Request:
Extract every record, keeping each one exactly as it is.

· · · · ·

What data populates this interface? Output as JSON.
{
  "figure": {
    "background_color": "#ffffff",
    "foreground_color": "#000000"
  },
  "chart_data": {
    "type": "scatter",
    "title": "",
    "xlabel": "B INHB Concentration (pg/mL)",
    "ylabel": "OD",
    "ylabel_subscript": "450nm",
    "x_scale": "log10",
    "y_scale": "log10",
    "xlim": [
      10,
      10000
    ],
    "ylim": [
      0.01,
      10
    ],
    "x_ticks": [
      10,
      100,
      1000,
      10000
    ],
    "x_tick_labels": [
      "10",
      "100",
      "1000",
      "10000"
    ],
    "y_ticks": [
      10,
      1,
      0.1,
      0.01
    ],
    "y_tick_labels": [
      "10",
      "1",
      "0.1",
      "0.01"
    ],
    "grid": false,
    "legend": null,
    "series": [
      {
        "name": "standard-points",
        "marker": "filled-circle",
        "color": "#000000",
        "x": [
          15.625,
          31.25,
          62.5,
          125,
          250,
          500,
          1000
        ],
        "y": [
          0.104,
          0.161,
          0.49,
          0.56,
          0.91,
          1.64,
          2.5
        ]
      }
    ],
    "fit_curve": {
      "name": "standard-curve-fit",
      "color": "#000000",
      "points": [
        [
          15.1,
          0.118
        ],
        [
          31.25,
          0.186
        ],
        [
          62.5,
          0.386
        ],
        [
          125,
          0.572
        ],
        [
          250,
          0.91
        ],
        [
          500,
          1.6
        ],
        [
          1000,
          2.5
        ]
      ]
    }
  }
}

· · · · ·

Written answer:
What data populates this interface? Output as JSON.
{
  "figure": {
    "background_color": "#ffffff",
    "foreground_color": "#000000"
  },
  "chart_data": {
    "type": "scatter",
    "title": "",
    "xlabel": "B INHB Concentration (pg/mL)",
    "ylabel": "OD",
    "ylabel_subscript": "450nm",
    "x_scale": "log10",
    "y_scale": "log10",
    "xlim": [
      10,
      10000
    ],
    "ylim": [
      0.01,
      10
    ],
    "x_ticks": [
      10,
      100,
      1000,
      10000
    ],
    "x_tick_labels": [
      "10",
      "100",
      "1000",
      "10000"
    ],
    "y_ticks": [
      10,
      1,
      0.1,
      0.01
    ],
    "y_tick_labels": [
      "10",
      "1",
      "0.1",
      "0.01"
    ],
    "grid": false,
    "legend": null,
    "series": [
      {
        "name": "standard-points",
        "marker": "filled-circle",
        "color": "#000000",
        "x": [
          15.625,
          31.25,
          62.5,
          125,
          250,
          500,
          1000
        ],
        "y": [
          0.104,
          0.161,
          0.49,
          0.56,
          0.91,
          1.64,
          2.5
        ]
      }
    ],
    "fit_curve": {
      "name": "standard-curve-fit",
      "color": "#000000",
      "points": [
        [
          15.1,
          0.118
        ],
        [
          31.25,
          0.186
        ],
        [
          62.5,
          0.386
        ],
        [
          125,
          0.572
        ],
        [
          250,
          0.91
        ],
        [
          500,
          1.6
        ],
        [
          1000,
          2.5
        ]
      ]
    }
  }
}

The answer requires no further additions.